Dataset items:

..........

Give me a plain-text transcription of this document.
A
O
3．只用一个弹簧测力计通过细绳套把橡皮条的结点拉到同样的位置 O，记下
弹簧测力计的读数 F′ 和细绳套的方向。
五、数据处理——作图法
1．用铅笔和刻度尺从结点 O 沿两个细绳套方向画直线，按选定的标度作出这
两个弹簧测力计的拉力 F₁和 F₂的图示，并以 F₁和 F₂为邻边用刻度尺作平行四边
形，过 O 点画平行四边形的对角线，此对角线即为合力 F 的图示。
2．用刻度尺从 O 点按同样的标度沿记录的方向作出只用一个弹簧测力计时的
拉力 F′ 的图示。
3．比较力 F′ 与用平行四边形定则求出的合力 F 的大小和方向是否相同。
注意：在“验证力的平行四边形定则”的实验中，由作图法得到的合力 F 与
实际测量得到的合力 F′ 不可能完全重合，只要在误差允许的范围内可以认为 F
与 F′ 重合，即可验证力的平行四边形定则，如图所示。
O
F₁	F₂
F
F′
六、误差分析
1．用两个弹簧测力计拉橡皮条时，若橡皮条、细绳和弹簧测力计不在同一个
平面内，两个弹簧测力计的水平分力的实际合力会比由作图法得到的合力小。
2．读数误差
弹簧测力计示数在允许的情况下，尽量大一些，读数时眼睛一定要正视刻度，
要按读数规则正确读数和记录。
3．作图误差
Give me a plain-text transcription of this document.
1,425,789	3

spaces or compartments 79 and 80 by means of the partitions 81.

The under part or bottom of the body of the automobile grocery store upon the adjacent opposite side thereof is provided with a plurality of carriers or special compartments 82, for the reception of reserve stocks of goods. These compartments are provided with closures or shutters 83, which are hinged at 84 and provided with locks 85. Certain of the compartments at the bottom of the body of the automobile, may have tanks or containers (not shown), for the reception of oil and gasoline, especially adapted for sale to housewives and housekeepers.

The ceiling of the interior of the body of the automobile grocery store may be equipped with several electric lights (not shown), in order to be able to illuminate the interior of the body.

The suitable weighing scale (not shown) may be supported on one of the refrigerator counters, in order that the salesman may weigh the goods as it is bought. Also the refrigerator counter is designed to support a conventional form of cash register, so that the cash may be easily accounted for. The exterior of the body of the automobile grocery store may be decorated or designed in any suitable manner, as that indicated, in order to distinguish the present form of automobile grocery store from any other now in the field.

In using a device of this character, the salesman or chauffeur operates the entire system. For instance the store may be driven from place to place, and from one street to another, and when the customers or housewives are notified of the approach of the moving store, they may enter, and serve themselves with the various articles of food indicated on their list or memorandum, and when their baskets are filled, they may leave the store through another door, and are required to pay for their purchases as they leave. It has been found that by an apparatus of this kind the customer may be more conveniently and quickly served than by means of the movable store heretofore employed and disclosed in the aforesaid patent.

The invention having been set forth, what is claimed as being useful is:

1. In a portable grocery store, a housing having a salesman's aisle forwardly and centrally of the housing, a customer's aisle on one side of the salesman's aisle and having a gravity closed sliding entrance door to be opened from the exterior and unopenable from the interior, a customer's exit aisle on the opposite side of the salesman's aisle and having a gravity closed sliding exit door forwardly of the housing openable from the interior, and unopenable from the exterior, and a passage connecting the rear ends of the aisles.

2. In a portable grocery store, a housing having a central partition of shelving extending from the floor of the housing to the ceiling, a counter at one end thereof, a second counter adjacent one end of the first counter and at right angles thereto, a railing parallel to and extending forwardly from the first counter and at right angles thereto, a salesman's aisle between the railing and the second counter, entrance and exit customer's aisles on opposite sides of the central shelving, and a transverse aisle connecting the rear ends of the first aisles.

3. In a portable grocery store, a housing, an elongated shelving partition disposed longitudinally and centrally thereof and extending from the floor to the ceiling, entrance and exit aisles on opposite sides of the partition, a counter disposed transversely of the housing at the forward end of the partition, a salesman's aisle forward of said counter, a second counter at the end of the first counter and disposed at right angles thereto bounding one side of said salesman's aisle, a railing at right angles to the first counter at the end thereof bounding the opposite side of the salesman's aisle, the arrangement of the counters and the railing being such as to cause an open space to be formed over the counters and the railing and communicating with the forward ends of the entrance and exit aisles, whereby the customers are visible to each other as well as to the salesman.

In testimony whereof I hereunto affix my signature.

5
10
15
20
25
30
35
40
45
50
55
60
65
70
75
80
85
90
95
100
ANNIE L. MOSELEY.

..........

Faithfully copy every entry, leaving nothing out.

Give me a plain-text transcription of this document.
A
O
3．只用一个弹簧测力计通过细绳套把橡皮条的结点拉到同样的位置 O，记下
弹簧测力计的读数 F′ 和细绳套的方向。
五、数据处理——作图法
1．用铅笔和刻度尺从结点 O 沿两个细绳套方向画直线，按选定的标度作出这
两个弹簧测力计的拉力 F₁和 F₂的图示，并以 F₁和 F₂为邻边用刻度尺作平行四边
形，过 O 点画平行四边形的对角线，此对角线即为合力 F 的图示。
2．用刻度尺从 O 点按同样的标度沿记录的方向作出只用一个弹簧测力计时的
拉力 F′ 的图示。
3．比较力 F′ 与用平行四边形定则求出的合力 F 的大小和方向是否相同。
注意：在“验证力的平行四边形定则”的实验中，由作图法得到的合力 F 与
实际测量得到的合力 F′ 不可能完全重合，只要在误差允许的范围内可以认为 F
与 F′ 重合，即可验证力的平行四边形定则，如图所示。
O
F₁	F₂
F
F′
六、误差分析
1．用两个弹簧测力计拉橡皮条时，若橡皮条、细绳和弹簧测力计不在同一个
平面内，两个弹簧测力计的水平分力的实际合力会比由作图法得到的合力小。
2．读数误差
弹簧测力计示数在允许的情况下，尽量大一些，读数时眼睛一定要正视刻度，
要按读数规则正确读数和记录。
3．作图误差
Give me a plain-text transcription of this document.
1,425,789	3

spaces or compartments 79 and 80 by means of the partitions 81.

The under part or bottom of the body of the automobile grocery store upon the adjacent opposite side thereof is provided with a plurality of carriers or special compartments 82, for the reception of reserve stocks of goods. These compartments are provided with closures or shutters 83, which are hinged at 84 and provided with locks 85. Certain of the compartments at the bottom of the body of the automobile, may have tanks or containers (not shown), for the reception of oil and gasoline, especially adapted for sale to housewives and housekeepers.

The ceiling of the interior of the body of the automobile grocery store may be equipped with several electric lights (not shown), in order to be able to illuminate the interior of the body.

The suitable weighing scale (not shown) may be supported on one of the refrigerator counters, in order that the salesman may weigh the goods as it is bought. Also the refrigerator counter is designed to support a conventional form of cash register, so that the cash may be easily accounted for. The exterior of the body of the automobile grocery store may be decorated or designed in any suitable manner, as that indicated, in order to distinguish the present form of automobile grocery store from any other now in the field.

In using a device of this character, the salesman or chauffeur operates the entire system. For instance the store may be driven from place to place, and from one street to another, and when the customers or housewives are notified of the approach of the moving store, they may enter, and serve themselves with the various articles of food indicated on their list or memorandum, and when their baskets are filled, they may leave the store through another door, and are required to pay for their purchases as they leave. It has been found that by an apparatus of this kind the customer may be more conveniently and quickly served than by means of the movable store heretofore employed and disclosed in the aforesaid patent.

The invention having been set forth, what is claimed as being useful is:

1. In a portable grocery store, a housing having a salesman's aisle forwardly and centrally of the housing, a customer's aisle on one side of the salesman's aisle and having a gravity closed sliding entrance door to be opened from the exterior and unopenable from the interior, a customer's exit aisle on the opposite side of the salesman's aisle and having a gravity closed sliding exit door forwardly of the housing openable from the interior, and unopenable from the exterior, and a passage connecting the rear ends of the aisles.

2. In a portable grocery store, a housing having a central partition of shelving extending from the floor of the housing to the ceiling, a counter at one end thereof, a second counter adjacent one end of the first counter and at right angles thereto, a railing parallel to and extending forwardly from the first counter and at right angles thereto, a salesman's aisle between the railing and the second counter, entrance and exit customer's aisles on opposite sides of the central shelving, and a transverse aisle connecting the rear ends of the first aisles.

3. In a portable grocery store, a housing, an elongated shelving partition disposed longitudinally and centrally thereof and extending from the floor to the ceiling, entrance and exit aisles on opposite sides of the partition, a counter disposed transversely of the housing at the forward end of the partition, a salesman's aisle forward of said counter, a second counter at the end of the first counter and disposed at right angles thereto bounding one side of said salesman's aisle, a railing at right angles to the first counter at the end thereof bounding the opposite side of the salesman's aisle, the arrangement of the counters and the railing being such as to cause an open space to be formed over the counters and the railing and communicating with the forward ends of the entrance and exit aisles, whereby the customers are visible to each other as well as to the salesman.

In testimony whereof I hereunto affix my signature.

5
10
15
20
25
30
35
40
45
50
55
60
65
70
75
80
85
90
95
100
ANNIE L. MOSELEY.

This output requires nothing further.